= What the task asks =
Determine which lines contain the word "circunferencias", then copy those lines.

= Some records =
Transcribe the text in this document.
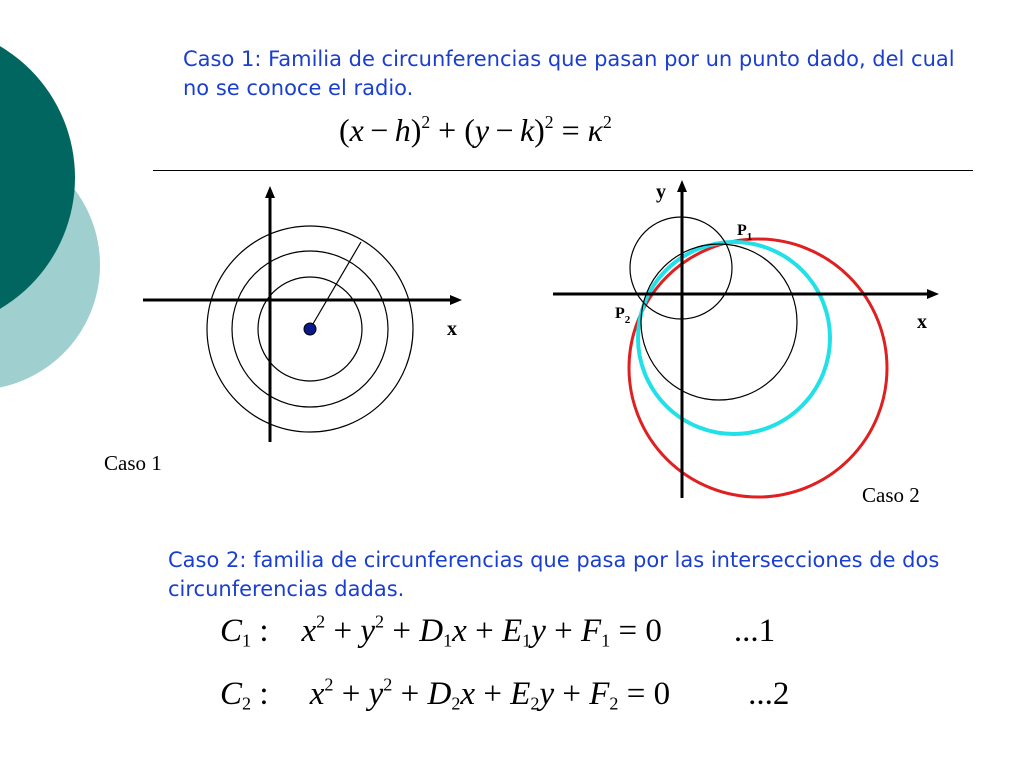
Caso 1: Familia de circunferencias que pasan por un punto dado, del cual no se conoce el radio.

$(x - h)^2 + (y - k)^2 = \kappa^2$
x
Caso 1
y
x
$P_1$
$P_2$
Caso 2

Caso 2: familia de circunferencias que pasa por las intersecciones de dos circunferencias dadas.

$C_1$ :    $x^2 + y^2 + D_1x + E_1y + F_1 = 0$ ...1
$C_2$ :     $x^2 + y^2 + D_2x + E_2y + F_2 = 0$ ...2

= Complete response =
Caso 1: Familia de circunferencias que pasan por un punto dado, del cual no se conoce el radio.
Caso 2: familia de circunferencias que pasa por las intersecciones de dos circunferencias dadas.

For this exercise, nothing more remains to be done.